▶ What to do
Which lines contain the word "ylabel"? Return each of them as written.

Stored items from a collection
>> begin

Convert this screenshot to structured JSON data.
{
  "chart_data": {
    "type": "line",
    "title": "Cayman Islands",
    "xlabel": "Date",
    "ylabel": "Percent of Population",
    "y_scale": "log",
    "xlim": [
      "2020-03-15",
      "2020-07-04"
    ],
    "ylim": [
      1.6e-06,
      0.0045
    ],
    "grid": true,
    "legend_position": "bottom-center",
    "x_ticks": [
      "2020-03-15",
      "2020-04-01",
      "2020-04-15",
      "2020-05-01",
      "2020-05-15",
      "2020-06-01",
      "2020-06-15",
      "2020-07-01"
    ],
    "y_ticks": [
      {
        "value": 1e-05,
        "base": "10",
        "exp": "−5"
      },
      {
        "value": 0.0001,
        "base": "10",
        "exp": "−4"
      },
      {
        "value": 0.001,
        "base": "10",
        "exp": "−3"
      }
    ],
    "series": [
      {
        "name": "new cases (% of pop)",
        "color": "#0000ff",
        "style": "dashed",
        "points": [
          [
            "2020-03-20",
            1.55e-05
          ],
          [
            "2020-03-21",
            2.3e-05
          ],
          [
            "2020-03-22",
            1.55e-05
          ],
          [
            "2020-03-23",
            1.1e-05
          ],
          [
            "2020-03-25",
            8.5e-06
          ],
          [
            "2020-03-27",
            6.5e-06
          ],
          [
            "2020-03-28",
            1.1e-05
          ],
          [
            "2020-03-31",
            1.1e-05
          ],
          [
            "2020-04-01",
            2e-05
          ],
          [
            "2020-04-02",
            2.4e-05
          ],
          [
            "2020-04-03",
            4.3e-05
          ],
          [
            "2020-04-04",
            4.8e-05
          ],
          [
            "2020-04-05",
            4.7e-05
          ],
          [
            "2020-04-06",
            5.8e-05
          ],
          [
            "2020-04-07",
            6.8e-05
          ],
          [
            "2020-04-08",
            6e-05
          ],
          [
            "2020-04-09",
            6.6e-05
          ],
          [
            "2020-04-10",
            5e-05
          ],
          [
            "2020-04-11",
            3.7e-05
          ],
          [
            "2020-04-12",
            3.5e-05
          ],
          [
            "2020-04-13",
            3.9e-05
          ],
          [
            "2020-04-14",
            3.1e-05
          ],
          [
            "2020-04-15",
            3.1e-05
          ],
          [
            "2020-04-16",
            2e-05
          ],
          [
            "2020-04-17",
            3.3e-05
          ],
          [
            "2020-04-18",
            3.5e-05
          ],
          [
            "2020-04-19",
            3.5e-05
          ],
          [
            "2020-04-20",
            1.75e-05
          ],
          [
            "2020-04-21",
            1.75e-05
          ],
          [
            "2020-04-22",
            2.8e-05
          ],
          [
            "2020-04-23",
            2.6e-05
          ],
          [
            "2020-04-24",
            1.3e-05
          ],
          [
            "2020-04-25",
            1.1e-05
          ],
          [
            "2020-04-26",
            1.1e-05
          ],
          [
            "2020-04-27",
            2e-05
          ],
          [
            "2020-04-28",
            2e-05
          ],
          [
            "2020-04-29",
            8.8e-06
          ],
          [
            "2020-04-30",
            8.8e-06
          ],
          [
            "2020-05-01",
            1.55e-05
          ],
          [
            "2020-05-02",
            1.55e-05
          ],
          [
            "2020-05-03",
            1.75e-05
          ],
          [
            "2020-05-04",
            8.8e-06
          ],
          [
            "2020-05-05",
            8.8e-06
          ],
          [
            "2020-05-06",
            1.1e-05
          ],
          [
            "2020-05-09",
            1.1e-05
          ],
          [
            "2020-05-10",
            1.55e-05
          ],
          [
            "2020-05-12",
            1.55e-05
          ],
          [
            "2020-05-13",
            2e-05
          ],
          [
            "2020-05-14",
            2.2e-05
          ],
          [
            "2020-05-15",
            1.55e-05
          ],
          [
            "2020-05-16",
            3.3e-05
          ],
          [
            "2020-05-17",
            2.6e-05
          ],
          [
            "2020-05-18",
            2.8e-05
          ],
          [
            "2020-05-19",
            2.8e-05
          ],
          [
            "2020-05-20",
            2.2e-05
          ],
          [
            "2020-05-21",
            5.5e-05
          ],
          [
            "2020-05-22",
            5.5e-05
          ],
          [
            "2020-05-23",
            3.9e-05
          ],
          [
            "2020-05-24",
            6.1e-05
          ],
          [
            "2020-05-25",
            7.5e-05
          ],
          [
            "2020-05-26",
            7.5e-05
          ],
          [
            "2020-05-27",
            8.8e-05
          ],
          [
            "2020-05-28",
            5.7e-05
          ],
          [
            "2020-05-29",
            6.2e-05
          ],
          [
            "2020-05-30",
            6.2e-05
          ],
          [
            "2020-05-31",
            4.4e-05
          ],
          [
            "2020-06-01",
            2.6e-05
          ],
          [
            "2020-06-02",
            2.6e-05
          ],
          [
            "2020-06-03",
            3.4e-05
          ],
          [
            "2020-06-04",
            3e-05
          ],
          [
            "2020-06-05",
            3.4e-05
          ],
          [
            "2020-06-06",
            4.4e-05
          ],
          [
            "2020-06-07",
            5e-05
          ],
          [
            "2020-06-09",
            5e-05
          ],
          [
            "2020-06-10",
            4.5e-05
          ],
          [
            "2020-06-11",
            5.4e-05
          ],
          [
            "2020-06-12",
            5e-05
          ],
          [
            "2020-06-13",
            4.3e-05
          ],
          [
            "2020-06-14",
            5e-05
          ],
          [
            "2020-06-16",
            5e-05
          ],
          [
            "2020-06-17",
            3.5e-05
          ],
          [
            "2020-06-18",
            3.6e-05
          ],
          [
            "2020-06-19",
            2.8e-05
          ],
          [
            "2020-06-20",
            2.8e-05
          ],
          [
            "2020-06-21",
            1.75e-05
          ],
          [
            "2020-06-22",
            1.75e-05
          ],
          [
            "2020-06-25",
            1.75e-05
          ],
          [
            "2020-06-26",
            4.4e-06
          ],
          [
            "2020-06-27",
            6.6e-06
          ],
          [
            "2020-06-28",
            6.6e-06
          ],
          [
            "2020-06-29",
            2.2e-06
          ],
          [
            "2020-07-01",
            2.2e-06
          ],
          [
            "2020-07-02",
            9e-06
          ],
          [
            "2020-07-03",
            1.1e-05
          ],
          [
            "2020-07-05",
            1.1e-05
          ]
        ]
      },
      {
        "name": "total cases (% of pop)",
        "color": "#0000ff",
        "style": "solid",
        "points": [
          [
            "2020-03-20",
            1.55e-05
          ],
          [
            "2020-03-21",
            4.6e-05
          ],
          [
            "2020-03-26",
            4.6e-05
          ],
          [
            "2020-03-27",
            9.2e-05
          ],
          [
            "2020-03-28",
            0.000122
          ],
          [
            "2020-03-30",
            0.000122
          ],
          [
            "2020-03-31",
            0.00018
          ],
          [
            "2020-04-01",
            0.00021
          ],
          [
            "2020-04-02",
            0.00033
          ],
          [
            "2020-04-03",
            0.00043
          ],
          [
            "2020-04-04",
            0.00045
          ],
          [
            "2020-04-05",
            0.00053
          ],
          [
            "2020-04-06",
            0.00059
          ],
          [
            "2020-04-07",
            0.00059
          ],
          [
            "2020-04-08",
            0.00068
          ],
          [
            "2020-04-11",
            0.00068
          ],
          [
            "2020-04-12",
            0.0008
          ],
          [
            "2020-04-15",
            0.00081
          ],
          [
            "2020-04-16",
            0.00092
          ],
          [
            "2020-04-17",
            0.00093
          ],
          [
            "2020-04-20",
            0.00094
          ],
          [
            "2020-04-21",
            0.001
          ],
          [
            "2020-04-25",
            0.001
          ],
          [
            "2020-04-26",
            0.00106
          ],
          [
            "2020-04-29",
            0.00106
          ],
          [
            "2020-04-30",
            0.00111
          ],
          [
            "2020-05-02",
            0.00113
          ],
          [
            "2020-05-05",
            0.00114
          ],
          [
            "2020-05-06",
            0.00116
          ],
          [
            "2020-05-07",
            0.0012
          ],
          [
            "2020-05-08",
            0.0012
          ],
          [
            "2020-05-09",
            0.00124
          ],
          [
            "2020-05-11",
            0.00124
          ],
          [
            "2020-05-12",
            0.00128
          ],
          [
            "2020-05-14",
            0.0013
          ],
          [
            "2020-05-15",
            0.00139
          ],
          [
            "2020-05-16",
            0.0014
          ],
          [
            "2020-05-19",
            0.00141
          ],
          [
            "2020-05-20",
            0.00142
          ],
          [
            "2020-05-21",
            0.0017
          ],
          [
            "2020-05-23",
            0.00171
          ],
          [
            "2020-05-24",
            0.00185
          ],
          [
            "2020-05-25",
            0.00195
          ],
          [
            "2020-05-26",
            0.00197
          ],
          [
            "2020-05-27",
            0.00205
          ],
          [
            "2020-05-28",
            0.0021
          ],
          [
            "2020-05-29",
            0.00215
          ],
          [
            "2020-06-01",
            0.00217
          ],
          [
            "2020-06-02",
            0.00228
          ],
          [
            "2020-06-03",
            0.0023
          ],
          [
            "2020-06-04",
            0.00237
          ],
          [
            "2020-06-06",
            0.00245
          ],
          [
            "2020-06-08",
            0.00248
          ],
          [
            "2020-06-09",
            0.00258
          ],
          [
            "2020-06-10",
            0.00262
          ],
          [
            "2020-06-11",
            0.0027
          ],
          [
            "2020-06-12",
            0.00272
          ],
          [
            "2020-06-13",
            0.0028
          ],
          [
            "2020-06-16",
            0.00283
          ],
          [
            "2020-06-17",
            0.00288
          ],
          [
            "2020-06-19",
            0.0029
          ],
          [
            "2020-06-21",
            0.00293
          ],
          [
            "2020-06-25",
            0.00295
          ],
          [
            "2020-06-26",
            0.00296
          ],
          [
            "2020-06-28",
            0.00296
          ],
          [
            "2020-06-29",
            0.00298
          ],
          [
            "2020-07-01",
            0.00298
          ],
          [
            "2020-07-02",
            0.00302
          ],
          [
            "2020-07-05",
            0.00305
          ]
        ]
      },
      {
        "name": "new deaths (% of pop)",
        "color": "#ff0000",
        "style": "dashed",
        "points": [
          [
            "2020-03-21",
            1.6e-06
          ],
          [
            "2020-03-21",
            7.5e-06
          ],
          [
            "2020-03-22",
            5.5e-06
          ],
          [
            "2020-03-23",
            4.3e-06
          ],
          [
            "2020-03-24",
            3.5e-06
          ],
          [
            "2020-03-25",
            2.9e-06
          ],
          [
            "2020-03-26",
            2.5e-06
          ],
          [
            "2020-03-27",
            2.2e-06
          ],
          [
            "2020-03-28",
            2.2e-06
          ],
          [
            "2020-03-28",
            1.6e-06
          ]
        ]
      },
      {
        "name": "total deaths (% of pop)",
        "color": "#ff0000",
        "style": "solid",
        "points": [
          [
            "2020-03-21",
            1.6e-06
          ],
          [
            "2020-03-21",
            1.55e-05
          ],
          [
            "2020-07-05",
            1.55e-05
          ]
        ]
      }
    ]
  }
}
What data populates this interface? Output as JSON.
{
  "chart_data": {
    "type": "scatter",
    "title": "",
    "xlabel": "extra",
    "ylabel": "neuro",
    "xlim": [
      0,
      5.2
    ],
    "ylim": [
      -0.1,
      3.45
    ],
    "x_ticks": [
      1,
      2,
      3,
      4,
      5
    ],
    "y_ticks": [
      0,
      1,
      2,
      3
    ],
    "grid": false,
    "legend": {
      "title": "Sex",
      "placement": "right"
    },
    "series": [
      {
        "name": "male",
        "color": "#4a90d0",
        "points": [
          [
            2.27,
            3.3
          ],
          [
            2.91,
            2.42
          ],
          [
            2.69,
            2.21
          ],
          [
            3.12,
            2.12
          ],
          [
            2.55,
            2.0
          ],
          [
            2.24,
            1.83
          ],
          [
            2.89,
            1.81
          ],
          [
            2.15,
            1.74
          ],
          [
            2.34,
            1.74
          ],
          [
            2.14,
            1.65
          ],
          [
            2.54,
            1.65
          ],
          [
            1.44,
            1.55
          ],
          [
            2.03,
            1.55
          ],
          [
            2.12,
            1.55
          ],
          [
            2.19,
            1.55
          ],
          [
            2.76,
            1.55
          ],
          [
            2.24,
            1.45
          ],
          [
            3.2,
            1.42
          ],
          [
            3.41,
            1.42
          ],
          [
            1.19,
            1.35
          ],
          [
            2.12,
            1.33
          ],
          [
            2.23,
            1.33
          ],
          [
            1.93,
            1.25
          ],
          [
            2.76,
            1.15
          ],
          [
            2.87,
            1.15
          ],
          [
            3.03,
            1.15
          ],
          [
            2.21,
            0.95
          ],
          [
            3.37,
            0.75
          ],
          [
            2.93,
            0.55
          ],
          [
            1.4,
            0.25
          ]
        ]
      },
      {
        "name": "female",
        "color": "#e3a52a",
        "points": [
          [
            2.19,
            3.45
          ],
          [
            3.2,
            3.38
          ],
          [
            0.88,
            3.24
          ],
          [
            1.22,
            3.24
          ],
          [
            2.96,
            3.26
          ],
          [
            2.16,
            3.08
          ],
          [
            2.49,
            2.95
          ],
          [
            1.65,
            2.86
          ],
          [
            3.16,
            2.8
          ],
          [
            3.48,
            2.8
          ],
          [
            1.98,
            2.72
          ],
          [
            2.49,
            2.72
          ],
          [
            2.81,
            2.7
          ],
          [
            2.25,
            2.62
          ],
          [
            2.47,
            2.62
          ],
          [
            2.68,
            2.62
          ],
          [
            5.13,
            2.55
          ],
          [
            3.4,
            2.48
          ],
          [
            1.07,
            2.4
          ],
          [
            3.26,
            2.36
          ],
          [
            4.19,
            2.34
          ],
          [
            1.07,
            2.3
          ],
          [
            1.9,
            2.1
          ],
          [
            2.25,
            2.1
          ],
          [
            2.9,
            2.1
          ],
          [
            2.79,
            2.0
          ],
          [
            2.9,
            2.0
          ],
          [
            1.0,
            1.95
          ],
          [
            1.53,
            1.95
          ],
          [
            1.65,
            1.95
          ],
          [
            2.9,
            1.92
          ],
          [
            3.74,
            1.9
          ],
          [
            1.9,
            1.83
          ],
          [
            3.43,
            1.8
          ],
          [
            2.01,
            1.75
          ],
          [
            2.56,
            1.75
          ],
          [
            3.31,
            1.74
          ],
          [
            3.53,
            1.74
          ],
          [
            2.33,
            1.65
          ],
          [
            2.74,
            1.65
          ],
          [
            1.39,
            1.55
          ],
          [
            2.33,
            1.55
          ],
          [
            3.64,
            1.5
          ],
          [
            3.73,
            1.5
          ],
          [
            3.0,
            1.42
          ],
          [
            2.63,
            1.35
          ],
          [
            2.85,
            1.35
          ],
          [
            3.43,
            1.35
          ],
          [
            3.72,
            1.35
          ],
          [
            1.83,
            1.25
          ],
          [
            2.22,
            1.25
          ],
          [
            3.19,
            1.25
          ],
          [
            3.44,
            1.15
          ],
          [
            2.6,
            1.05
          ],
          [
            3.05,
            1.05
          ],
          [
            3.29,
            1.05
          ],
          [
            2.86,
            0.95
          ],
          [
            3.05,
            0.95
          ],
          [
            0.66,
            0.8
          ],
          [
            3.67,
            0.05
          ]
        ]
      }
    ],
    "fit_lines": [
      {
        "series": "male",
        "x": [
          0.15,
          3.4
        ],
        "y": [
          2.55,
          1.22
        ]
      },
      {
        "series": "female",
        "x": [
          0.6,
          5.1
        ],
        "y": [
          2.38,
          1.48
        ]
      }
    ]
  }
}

>> end

▶ Exercise result
    "ylabel": "Percent of Population",
    "ylabel": "neuro",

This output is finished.